MATERIALS PROVIDED:
+--

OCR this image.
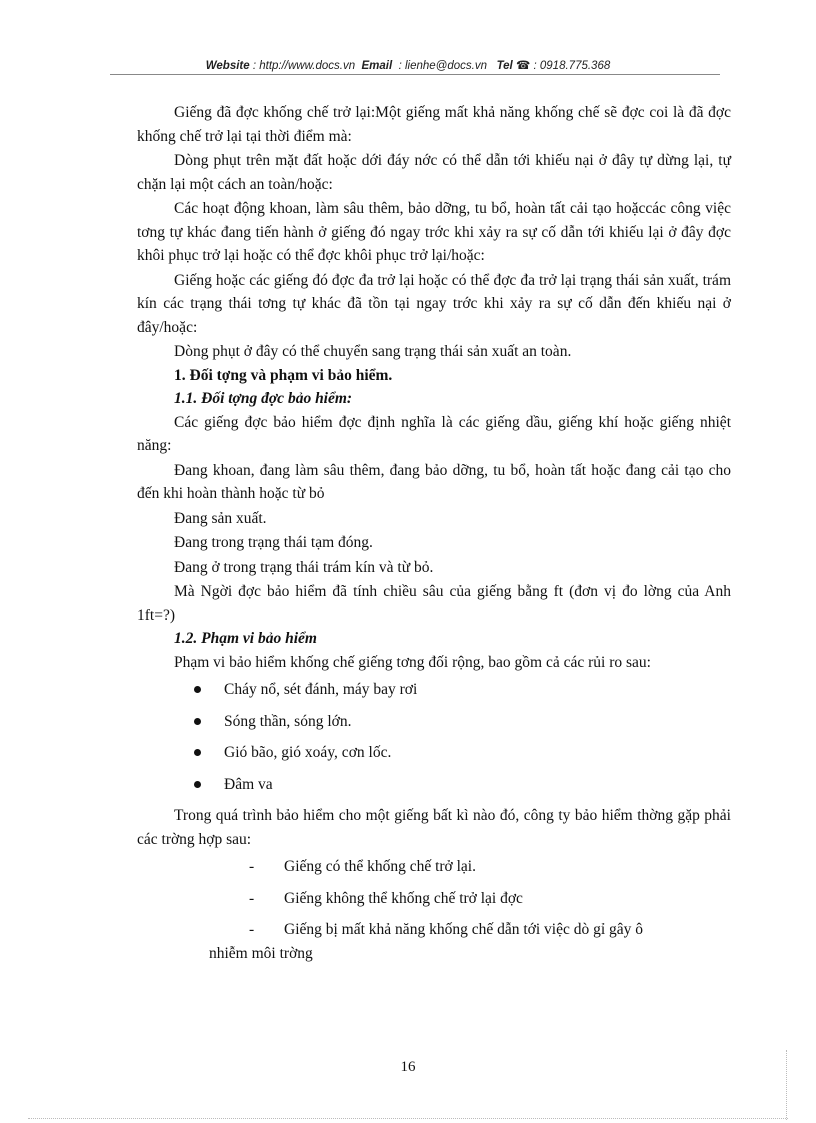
Website : http://www.docs.vn Email : lienhe@docs.vn Tel ☎ : 0918.775.368

Giếng đã đợc khống chế trở lại:Một giếng mất khả năng khống chế sẽ đợc coi là đã đợc khống chế trở lại tại thời điểm mà:

Dòng phụt trên mặt đất hoặc dới đáy nớc có thể dẫn tới khiếu nại ở đây tự dừng lại, tự chặn lại một cách an toàn/hoặc:

Các hoạt động khoan, làm sâu thêm, bảo dỡng, tu bổ, hoàn tất cải tạo hoặccác công việc tơng tự khác đang tiến hành ở giếng đó ngay trớc khi xảy ra sự cố dẫn tới khiếu lại ở đây đợc khôi phục trở lại hoặc có thể đợc khôi phục trở lại/hoặc:

Giếng hoặc các giếng đó đợc đa trở lại hoặc có thể đợc đa trở lại trạng thái sản xuất, trám kín các trạng thái tơng tự khác đã tồn tại ngay trớc khi xảy ra sự cố dẫn đến khiếu nại ở đây/hoặc:

Dòng phụt ở đây có thể chuyển sang trạng thái sản xuất an toàn.

1. Đối tợng và phạm vi bảo hiểm.

1.1. Đối tợng đợc bảo hiểm:

Các giếng đợc bảo hiểm đợc định nghĩa là các giếng dầu, giếng khí hoặc giếng nhiệt năng:

Đang khoan, đang làm sâu thêm, đang bảo dỡng, tu bổ, hoàn tất hoặc đang cải tạo cho đến khi hoàn thành hoặc từ bỏ

Đang sản xuất.

Đang trong trạng thái tạm đóng.

Đang ở trong trạng thái trám kín và từ bỏ.

Mà Ngời đợc bảo hiểm đã tính chiều sâu của giếng bằng ft (đơn vị đo lờng của Anh 1ft=?)

1.2. Phạm vi bảo hiểm

Phạm vi bảo hiểm khống chế giếng tơng đối rộng, bao gồm cả các rủi ro sau:

Cháy nổ, sét đánh, máy bay rơi
Sóng thần, sóng lớn.
Gió bão, gió xoáy, cơn lốc.
Đâm va

Trong quá trình bảo hiểm cho một giếng bất kì nào đó, công ty bảo hiểm thờng gặp phải các trờng hợp sau:

- Giếng có thể khống chế trở lại.
- Giếng không thể khống chế trở lại đợc
- Giếng bị mất khả năng khống chế dẫn tới việc dò gỉ gây ô
nhiễm môi trờng
16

+--

WHAT TO PRODUCE:
Write out the listing above exactly as it stands, pictures excluded.

SOLVED PROBLEM:
OCR this image.
Website : http://www.docs.vn Email : lienhe@docs.vn Tel ☎ : 0918.775.368

Giếng đã đợc khống chế trở lại:Một giếng mất khả năng khống chế sẽ đợc coi là đã đợc khống chế trở lại tại thời điểm mà:

Dòng phụt trên mặt đất hoặc dới đáy nớc có thể dẫn tới khiếu nại ở đây tự dừng lại, tự chặn lại một cách an toàn/hoặc:

Các hoạt động khoan, làm sâu thêm, bảo dỡng, tu bổ, hoàn tất cải tạo hoặccác công việc tơng tự khác đang tiến hành ở giếng đó ngay trớc khi xảy ra sự cố dẫn tới khiếu lại ở đây đợc khôi phục trở lại hoặc có thể đợc khôi phục trở lại/hoặc:

Giếng hoặc các giếng đó đợc đa trở lại hoặc có thể đợc đa trở lại trạng thái sản xuất, trám kín các trạng thái tơng tự khác đã tồn tại ngay trớc khi xảy ra sự cố dẫn đến khiếu nại ở đây/hoặc:

Dòng phụt ở đây có thể chuyển sang trạng thái sản xuất an toàn.

1. Đối tợng và phạm vi bảo hiểm.

1.1. Đối tợng đợc bảo hiểm:

Các giếng đợc bảo hiểm đợc định nghĩa là các giếng dầu, giếng khí hoặc giếng nhiệt năng:

Đang khoan, đang làm sâu thêm, đang bảo dỡng, tu bổ, hoàn tất hoặc đang cải tạo cho đến khi hoàn thành hoặc từ bỏ

Đang sản xuất.

Đang trong trạng thái tạm đóng.

Đang ở trong trạng thái trám kín và từ bỏ.

Mà Ngời đợc bảo hiểm đã tính chiều sâu của giếng bằng ft (đơn vị đo lờng của Anh 1ft=?)

1.2. Phạm vi bảo hiểm

Phạm vi bảo hiểm khống chế giếng tơng đối rộng, bao gồm cả các rủi ro sau:

Cháy nổ, sét đánh, máy bay rơi
Sóng thần, sóng lớn.
Gió bão, gió xoáy, cơn lốc.
Đâm va

Trong quá trình bảo hiểm cho một giếng bất kì nào đó, công ty bảo hiểm thờng gặp phải các trờng hợp sau:

- Giếng có thể khống chế trở lại.
- Giếng không thể khống chế trở lại đợc
- Giếng bị mất khả năng khống chế dẫn tới việc dò gỉ gây ô
nhiễm môi trờng
16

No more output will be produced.